WORK INSTRUCTIONS: Every record here should be printed again exactly.

DATA RECORDS:
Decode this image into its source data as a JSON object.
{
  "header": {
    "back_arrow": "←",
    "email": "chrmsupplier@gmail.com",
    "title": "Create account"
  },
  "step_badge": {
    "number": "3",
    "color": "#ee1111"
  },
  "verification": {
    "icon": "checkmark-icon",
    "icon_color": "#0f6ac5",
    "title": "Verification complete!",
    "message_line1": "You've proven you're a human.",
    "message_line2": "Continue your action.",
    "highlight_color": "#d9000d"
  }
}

EXPECTED ANSWER:
Decode this image into its source data as a JSON object.
{
  "header": {
    "back_arrow": "←",
    "email": "chrmsupplier@gmail.com",
    "title": "Create account"
  },
  "step_badge": {
    "number": "3",
    "color": "#ee1111"
  },
  "verification": {
    "icon": "checkmark-icon",
    "icon_color": "#0f6ac5",
    "title": "Verification complete!",
    "message_line1": "You've proven you're a human.",
    "message_line2": "Continue your action.",
    "highlight_color": "#d9000d"
  }
}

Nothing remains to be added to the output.